Task requirements:
Reproduce all the entries exactly and keep the pictures out.

----

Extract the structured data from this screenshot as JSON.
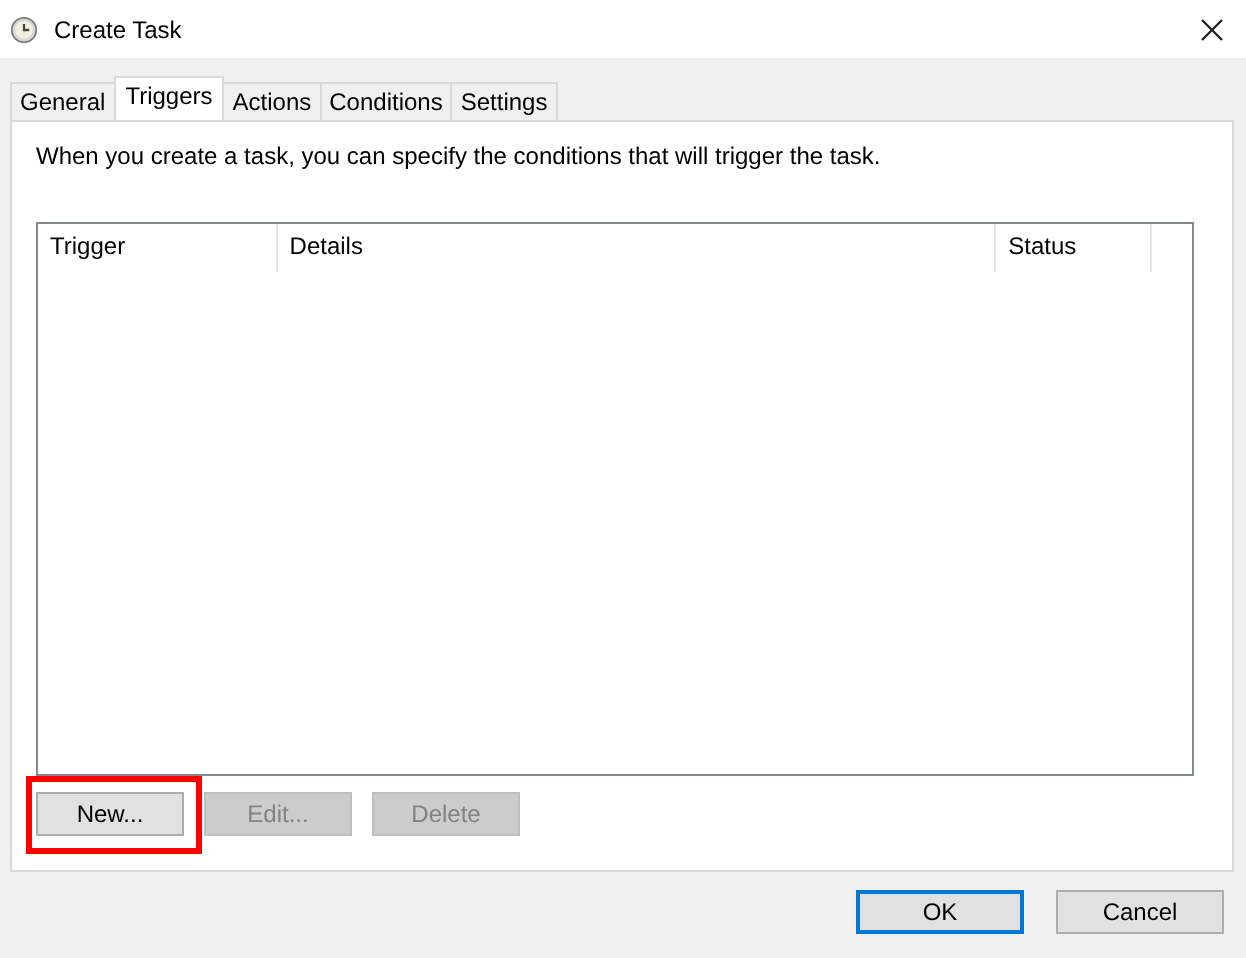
{
  "window": {
    "title": "Create Task"
  },
  "tabs": [
    {
      "label": "General",
      "selected": false
    },
    {
      "label": "Triggers",
      "selected": true
    },
    {
      "label": "Actions",
      "selected": false
    },
    {
      "label": "Conditions",
      "selected": false
    },
    {
      "label": "Settings",
      "selected": false
    }
  ],
  "description": "When you create a task, you can specify the conditions that will trigger the task.",
  "table": {
    "columns": [
      "Trigger",
      "Details",
      "Status"
    ]
  },
  "list_buttons": [
    {
      "label": "New...",
      "disabled": false,
      "highlighted": true
    },
    {
      "label": "Edit...",
      "disabled": true,
      "highlighted": false
    },
    {
      "label": "Delete",
      "disabled": true,
      "highlighted": false
    }
  ],
  "dialog_buttons": [
    {
      "label": "OK",
      "default": true
    },
    {
      "label": "Cancel",
      "default": false
    }
  ]
}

----

Written reply:
Extract the structured data from this screenshot as JSON.
{
  "window": {
    "title": "Create Task"
  },
  "tabs": [
    {
      "label": "General",
      "selected": false
    },
    {
      "label": "Triggers",
      "selected": true
    },
    {
      "label": "Actions",
      "selected": false
    },
    {
      "label": "Conditions",
      "selected": false
    },
    {
      "label": "Settings",
      "selected": false
    }
  ],
  "description": "When you create a task, you can specify the conditions that will trigger the task.",
  "table": {
    "columns": [
      "Trigger",
      "Details",
      "Status"
    ]
  },
  "list_buttons": [
    {
      "label": "New...",
      "disabled": false,
      "highlighted": true
    },
    {
      "label": "Edit...",
      "disabled": true,
      "highlighted": false
    },
    {
      "label": "Delete",
      "disabled": true,
      "highlighted": false
    }
  ],
  "dialog_buttons": [
    {
      "label": "OK",
      "default": true
    },
    {
      "label": "Cancel",
      "default": false
    }
  ]
}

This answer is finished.